■ Stated goal ■
Report how many lines of the following entries include the string "content"; respond with the number alone.

■ Data provided ■
>> Start

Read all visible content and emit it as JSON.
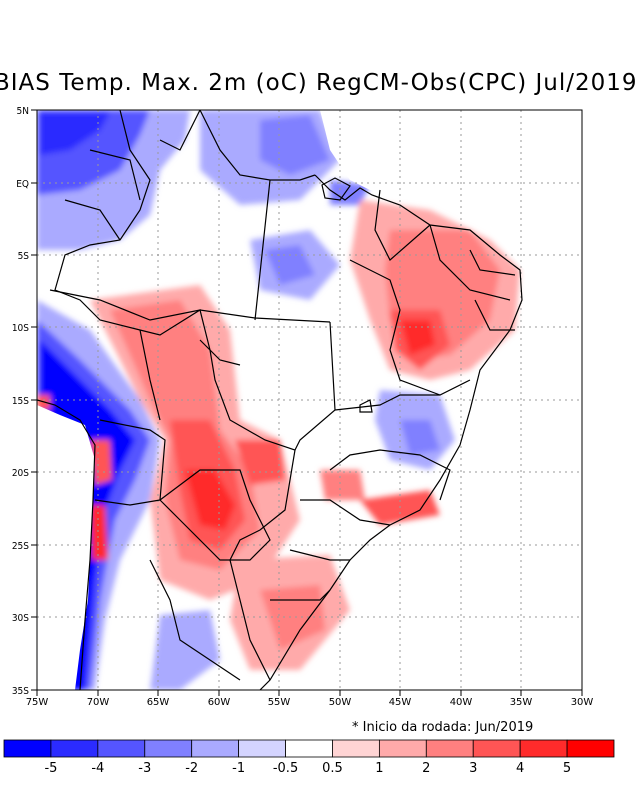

>> End
>> Start

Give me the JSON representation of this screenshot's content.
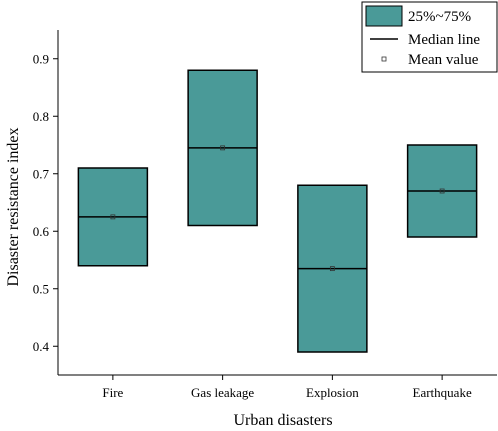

>> End
>> Start

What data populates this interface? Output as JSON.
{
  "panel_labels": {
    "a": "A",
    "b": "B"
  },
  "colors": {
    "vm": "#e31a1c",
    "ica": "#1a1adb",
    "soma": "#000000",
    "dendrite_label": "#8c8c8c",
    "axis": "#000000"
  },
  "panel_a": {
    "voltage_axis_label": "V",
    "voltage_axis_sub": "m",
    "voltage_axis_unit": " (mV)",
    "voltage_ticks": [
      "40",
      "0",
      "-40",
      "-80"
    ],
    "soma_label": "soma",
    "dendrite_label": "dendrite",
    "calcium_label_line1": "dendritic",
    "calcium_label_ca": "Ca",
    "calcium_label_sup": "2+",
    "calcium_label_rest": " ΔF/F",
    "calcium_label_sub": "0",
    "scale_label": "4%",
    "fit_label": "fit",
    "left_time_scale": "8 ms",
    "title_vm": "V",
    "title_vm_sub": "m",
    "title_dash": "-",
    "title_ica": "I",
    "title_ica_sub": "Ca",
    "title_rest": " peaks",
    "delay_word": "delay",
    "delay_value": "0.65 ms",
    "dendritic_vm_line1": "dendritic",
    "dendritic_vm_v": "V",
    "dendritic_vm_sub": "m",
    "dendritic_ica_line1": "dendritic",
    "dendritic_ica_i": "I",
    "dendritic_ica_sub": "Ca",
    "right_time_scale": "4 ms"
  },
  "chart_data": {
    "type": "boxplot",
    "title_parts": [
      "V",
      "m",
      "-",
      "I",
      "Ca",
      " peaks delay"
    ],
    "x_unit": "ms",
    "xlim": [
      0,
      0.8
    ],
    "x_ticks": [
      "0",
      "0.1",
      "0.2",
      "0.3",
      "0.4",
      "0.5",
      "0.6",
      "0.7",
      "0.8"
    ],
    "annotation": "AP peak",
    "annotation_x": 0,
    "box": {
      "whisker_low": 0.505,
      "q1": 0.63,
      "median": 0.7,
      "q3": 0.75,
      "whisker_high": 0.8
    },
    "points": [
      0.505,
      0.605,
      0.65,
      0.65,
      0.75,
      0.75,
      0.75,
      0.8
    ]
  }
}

>> End

■ Full solution ■
2